## What is being asked
If a line in the listing below contains "estimate", return that line.

▬▬▬

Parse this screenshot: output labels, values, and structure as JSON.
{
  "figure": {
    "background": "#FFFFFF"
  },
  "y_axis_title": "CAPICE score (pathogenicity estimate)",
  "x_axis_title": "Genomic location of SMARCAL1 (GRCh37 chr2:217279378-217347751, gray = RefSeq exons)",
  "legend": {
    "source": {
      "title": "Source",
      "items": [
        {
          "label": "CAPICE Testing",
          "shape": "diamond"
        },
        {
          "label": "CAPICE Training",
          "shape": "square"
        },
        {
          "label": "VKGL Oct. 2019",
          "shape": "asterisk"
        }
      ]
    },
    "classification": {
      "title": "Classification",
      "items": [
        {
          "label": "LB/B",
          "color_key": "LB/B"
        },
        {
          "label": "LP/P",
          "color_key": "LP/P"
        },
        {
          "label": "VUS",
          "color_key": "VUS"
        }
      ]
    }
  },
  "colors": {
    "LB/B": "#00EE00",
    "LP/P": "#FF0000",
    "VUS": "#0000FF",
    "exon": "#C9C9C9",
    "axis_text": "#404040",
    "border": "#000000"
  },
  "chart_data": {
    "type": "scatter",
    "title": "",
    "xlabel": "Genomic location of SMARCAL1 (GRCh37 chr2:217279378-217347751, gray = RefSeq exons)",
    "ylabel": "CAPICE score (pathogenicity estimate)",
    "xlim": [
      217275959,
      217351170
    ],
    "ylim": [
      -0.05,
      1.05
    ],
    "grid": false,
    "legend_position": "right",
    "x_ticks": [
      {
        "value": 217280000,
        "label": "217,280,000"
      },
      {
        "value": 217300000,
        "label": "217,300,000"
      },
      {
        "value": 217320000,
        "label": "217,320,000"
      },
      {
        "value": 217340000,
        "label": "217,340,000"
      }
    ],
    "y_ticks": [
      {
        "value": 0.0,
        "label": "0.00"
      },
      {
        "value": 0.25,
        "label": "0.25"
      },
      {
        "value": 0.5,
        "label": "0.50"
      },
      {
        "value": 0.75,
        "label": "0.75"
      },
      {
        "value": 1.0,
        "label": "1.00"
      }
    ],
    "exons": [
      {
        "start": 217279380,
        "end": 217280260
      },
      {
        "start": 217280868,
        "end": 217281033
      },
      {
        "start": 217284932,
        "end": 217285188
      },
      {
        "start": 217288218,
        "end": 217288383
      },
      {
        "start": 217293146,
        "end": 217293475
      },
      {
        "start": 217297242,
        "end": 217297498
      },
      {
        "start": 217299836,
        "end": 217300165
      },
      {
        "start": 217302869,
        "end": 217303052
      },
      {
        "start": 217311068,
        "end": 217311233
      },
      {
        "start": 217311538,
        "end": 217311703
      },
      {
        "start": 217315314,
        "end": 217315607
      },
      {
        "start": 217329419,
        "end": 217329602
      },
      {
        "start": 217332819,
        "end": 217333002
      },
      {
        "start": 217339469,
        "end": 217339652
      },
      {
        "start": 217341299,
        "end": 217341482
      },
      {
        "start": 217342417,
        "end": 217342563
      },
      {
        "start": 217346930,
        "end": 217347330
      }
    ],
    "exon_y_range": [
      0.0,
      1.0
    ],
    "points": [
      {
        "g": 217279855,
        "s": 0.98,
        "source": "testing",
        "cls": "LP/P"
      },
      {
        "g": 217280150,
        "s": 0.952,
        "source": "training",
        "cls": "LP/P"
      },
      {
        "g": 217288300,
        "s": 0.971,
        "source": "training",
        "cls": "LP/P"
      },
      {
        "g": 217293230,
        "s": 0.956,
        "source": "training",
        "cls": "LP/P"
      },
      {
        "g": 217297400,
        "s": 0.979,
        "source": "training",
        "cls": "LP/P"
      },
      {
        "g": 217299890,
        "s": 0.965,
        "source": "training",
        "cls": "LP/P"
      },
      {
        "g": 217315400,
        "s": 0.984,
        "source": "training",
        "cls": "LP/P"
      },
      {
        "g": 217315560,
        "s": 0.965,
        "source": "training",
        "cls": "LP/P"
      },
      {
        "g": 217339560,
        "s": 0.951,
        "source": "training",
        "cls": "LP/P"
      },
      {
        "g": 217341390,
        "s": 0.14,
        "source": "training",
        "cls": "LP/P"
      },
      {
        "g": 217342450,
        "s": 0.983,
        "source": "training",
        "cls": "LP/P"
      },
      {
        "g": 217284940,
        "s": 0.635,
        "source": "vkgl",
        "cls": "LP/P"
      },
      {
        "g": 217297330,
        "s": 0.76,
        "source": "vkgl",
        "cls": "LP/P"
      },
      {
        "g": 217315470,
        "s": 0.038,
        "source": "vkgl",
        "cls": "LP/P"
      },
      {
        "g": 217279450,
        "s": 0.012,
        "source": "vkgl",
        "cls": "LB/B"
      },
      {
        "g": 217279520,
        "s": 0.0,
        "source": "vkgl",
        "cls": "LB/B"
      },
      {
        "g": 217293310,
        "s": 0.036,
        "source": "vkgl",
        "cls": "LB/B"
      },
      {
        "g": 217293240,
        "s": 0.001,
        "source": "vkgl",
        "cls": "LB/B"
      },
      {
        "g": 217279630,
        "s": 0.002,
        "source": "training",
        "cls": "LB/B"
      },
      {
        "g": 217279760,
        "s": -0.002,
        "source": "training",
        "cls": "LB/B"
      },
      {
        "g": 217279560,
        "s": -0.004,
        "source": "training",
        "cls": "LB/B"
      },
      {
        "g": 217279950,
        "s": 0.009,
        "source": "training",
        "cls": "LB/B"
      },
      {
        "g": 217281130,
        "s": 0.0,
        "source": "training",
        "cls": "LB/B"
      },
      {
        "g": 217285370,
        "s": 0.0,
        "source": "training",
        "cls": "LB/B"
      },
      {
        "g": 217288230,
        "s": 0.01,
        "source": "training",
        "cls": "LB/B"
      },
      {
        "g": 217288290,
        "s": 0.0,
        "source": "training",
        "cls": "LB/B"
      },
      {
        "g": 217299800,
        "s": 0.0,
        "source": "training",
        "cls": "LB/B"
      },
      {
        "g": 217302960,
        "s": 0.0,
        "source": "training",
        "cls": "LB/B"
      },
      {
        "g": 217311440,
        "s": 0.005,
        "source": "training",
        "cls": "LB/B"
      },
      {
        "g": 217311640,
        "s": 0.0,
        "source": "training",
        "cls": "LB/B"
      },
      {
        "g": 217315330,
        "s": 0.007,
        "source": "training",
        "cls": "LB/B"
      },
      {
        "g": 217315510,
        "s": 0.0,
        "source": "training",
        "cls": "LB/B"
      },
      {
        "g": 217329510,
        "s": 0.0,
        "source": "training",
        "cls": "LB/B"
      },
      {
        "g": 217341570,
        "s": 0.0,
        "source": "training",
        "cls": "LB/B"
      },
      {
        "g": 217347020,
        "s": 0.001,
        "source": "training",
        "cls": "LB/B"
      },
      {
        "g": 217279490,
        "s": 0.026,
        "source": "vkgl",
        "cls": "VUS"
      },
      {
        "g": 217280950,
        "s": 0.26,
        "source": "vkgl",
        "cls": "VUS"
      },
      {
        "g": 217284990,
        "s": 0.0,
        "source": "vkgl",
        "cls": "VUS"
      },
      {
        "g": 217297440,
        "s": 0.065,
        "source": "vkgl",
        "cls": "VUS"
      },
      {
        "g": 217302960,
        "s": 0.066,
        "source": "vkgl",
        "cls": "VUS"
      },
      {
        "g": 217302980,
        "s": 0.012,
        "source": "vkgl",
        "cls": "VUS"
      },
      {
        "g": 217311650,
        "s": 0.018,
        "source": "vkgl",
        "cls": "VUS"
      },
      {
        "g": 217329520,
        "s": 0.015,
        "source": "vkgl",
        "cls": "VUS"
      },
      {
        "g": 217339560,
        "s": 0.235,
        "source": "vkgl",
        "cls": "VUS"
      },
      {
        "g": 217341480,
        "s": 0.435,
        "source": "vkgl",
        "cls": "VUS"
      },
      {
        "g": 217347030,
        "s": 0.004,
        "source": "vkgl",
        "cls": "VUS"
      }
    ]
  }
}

▬▬▬

## Answer
  "y_axis_title": "CAPICE score (pathogenicity estimate)",
    "ylabel": "CAPICE score (pathogenicity estimate)",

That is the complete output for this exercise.